Data in this exercise

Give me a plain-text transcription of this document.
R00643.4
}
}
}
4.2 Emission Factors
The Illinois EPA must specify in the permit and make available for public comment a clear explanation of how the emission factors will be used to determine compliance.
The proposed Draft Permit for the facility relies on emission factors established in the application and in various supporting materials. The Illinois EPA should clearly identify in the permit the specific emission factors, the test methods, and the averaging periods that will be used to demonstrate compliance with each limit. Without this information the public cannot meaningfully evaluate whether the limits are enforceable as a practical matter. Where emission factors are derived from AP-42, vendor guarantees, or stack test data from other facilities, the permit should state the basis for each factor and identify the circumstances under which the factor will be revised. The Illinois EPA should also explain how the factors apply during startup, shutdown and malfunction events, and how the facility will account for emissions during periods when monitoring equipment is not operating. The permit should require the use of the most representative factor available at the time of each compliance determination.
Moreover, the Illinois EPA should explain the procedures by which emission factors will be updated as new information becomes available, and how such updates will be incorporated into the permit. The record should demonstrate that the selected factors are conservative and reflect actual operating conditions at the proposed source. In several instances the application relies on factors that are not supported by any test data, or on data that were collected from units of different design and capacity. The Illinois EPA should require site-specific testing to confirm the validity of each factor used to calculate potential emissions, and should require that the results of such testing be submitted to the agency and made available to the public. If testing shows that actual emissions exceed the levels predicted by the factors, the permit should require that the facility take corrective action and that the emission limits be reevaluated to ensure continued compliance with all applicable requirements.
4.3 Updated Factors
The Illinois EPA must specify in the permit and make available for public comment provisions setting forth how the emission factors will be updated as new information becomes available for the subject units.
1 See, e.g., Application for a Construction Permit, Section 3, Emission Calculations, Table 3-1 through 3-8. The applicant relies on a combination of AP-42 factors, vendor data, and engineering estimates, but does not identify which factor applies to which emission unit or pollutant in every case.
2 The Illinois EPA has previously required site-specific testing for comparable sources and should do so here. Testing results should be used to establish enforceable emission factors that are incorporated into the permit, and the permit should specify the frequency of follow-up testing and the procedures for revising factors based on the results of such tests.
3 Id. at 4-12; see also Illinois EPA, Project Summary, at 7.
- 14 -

What to produce
Repeat the data above exactly.

The answer
Give me a plain-text transcription of this document.
R00643.4
}
}
}
4.2 Emission Factors
The Illinois EPA must specify in the permit and make available for public comment a clear explanation of how the emission factors will be used to determine compliance.
The proposed Draft Permit for the facility relies on emission factors established in the application and in various supporting materials. The Illinois EPA should clearly identify in the permit the specific emission factors, the test methods, and the averaging periods that will be used to demonstrate compliance with each limit. Without this information the public cannot meaningfully evaluate whether the limits are enforceable as a practical matter. Where emission factors are derived from AP-42, vendor guarantees, or stack test data from other facilities, the permit should state the basis for each factor and identify the circumstances under which the factor will be revised. The Illinois EPA should also explain how the factors apply during startup, shutdown and malfunction events, and how the facility will account for emissions during periods when monitoring equipment is not operating. The permit should require the use of the most representative factor available at the time of each compliance determination.
Moreover, the Illinois EPA should explain the procedures by which emission factors will be updated as new information becomes available, and how such updates will be incorporated into the permit. The record should demonstrate that the selected factors are conservative and reflect actual operating conditions at the proposed source. In several instances the application relies on factors that are not supported by any test data, or on data that were collected from units of different design and capacity. The Illinois EPA should require site-specific testing to confirm the validity of each factor used to calculate potential emissions, and should require that the results of such testing be submitted to the agency and made available to the public. If testing shows that actual emissions exceed the levels predicted by the factors, the permit should require that the facility take corrective action and that the emission limits be reevaluated to ensure continued compliance with all applicable requirements.
4.3 Updated Factors
The Illinois EPA must specify in the permit and make available for public comment provisions setting forth how the emission factors will be updated as new information becomes available for the subject units.
1 See, e.g., Application for a Construction Permit, Section 3, Emission Calculations, Table 3-1 through 3-8. The applicant relies on a combination of AP-42 factors, vendor data, and engineering estimates, but does not identify which factor applies to which emission unit or pollutant in every case.
2 The Illinois EPA has previously required site-specific testing for comparable sources and should do so here. Testing results should be used to establish enforceable emission factors that are incorporated into the permit, and the permit should specify the frequency of follow-up testing and the procedures for revising factors based on the results of such tests.
3 Id. at 4-12; see also Illinois EPA, Project Summary, at 7.
- 14 -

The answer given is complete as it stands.